Which lines hold the word "Facultad"? Show each of them.

■ **Information given**:
— begin —
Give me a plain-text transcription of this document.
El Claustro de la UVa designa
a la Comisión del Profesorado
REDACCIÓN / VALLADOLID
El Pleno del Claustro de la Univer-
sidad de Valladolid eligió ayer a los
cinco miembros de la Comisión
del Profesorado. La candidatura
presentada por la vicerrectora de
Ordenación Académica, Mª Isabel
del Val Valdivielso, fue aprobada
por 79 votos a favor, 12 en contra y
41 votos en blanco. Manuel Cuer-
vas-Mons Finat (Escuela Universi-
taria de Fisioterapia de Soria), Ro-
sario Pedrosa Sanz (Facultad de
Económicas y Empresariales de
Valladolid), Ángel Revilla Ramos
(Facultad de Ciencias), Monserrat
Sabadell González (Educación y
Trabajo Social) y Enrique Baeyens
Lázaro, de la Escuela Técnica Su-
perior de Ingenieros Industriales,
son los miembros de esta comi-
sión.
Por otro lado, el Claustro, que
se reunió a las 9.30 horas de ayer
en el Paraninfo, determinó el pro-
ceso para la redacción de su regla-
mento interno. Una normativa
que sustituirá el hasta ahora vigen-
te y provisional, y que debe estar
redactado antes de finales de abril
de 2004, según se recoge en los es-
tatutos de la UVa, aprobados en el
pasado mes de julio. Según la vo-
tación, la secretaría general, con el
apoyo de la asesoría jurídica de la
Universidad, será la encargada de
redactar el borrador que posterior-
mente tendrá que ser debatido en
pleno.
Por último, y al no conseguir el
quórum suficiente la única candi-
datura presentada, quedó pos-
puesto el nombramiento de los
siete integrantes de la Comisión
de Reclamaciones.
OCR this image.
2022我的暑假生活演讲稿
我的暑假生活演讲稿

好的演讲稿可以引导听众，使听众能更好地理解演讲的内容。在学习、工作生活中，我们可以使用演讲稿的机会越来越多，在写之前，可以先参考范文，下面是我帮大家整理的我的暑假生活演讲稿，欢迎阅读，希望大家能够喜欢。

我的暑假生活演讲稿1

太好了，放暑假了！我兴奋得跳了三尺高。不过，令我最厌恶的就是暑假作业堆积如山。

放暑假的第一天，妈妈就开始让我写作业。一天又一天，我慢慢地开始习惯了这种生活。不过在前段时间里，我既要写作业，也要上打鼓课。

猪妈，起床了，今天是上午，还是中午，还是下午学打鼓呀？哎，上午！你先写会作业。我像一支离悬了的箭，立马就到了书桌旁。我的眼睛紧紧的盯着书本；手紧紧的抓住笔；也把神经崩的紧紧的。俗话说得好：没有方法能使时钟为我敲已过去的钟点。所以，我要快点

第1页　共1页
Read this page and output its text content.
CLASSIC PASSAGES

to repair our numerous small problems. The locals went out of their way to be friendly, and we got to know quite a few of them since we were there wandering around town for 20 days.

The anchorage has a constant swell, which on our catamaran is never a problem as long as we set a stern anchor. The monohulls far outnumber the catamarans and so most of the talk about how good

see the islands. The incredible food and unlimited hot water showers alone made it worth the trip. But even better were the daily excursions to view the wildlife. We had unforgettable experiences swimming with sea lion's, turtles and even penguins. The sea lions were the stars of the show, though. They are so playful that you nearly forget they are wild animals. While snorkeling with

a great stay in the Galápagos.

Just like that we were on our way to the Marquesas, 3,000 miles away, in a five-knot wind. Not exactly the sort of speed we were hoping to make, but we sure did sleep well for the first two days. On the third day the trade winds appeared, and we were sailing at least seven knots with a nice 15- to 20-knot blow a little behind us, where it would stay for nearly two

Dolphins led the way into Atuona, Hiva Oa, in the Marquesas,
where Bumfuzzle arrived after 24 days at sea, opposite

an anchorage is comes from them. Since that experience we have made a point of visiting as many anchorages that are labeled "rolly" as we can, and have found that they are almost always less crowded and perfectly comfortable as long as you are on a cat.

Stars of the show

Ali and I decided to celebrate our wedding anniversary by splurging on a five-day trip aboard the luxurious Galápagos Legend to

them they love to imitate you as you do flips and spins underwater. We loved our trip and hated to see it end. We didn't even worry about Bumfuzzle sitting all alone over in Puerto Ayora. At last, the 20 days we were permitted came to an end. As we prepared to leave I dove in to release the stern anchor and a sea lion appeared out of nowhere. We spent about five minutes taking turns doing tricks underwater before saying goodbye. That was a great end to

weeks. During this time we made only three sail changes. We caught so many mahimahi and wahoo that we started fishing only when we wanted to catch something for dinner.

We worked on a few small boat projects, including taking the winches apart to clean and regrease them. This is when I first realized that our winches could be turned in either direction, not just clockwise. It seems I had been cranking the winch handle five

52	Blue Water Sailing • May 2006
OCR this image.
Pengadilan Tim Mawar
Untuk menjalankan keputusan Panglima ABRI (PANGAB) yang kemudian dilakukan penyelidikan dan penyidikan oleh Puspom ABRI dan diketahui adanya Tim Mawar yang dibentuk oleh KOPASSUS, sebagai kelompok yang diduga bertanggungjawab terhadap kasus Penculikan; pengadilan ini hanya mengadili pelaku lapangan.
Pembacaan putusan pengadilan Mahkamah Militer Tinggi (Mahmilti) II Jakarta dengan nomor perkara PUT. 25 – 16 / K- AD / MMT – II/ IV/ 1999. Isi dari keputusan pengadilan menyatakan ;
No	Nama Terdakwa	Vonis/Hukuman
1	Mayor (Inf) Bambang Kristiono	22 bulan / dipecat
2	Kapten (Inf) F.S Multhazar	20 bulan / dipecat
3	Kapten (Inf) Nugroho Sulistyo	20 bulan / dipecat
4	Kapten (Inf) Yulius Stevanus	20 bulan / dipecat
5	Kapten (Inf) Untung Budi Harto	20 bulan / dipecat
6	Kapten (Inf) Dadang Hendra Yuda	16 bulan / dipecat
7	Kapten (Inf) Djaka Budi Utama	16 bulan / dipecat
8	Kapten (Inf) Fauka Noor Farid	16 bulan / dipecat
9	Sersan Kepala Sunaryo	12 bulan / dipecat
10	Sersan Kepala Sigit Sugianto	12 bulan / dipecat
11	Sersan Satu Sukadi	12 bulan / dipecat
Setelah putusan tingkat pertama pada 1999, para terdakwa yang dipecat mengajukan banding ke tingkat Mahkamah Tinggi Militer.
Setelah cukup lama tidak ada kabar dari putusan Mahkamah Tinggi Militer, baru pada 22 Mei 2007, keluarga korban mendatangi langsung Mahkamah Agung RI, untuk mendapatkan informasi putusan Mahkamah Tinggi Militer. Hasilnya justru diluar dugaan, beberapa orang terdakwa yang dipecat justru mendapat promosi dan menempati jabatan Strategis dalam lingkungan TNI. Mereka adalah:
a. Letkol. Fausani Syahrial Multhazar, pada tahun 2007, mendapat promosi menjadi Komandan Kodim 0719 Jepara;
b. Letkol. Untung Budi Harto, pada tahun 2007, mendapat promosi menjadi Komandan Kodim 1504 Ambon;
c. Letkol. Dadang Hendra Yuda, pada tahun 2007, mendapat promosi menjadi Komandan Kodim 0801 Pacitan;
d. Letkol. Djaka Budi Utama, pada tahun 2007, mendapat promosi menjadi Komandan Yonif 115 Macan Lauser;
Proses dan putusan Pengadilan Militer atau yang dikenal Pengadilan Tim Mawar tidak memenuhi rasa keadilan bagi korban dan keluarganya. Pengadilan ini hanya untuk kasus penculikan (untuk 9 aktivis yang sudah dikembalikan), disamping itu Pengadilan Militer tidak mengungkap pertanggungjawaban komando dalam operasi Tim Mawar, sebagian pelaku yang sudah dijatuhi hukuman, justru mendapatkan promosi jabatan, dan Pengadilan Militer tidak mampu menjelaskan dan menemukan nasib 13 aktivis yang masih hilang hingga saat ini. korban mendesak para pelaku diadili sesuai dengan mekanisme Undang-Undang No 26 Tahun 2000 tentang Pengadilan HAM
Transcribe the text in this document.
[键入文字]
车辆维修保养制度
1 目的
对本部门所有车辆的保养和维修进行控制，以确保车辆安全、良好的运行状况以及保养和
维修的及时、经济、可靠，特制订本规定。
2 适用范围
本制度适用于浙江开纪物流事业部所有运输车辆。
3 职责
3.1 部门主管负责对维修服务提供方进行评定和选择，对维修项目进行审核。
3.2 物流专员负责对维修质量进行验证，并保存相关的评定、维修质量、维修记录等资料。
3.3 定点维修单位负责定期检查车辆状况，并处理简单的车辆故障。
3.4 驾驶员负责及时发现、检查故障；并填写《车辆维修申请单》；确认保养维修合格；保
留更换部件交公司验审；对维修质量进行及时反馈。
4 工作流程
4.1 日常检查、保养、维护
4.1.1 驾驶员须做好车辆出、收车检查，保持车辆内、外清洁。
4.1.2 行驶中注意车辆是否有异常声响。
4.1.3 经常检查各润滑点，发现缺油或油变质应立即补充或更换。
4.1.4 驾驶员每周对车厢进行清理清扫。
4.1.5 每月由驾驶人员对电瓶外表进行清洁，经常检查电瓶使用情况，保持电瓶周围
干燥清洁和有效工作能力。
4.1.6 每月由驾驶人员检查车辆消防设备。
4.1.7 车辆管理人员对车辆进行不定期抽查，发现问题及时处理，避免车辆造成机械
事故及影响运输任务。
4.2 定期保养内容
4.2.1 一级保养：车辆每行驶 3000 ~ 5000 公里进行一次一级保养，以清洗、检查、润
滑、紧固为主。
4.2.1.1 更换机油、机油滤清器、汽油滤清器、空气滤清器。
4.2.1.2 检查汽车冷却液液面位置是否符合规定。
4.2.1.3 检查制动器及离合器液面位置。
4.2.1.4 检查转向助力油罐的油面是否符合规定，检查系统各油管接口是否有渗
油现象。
— end —
■ **Exercise answer**:
sario Pedrosa Sanz (Facultad de
(Facultad de Ciencias), Monserrat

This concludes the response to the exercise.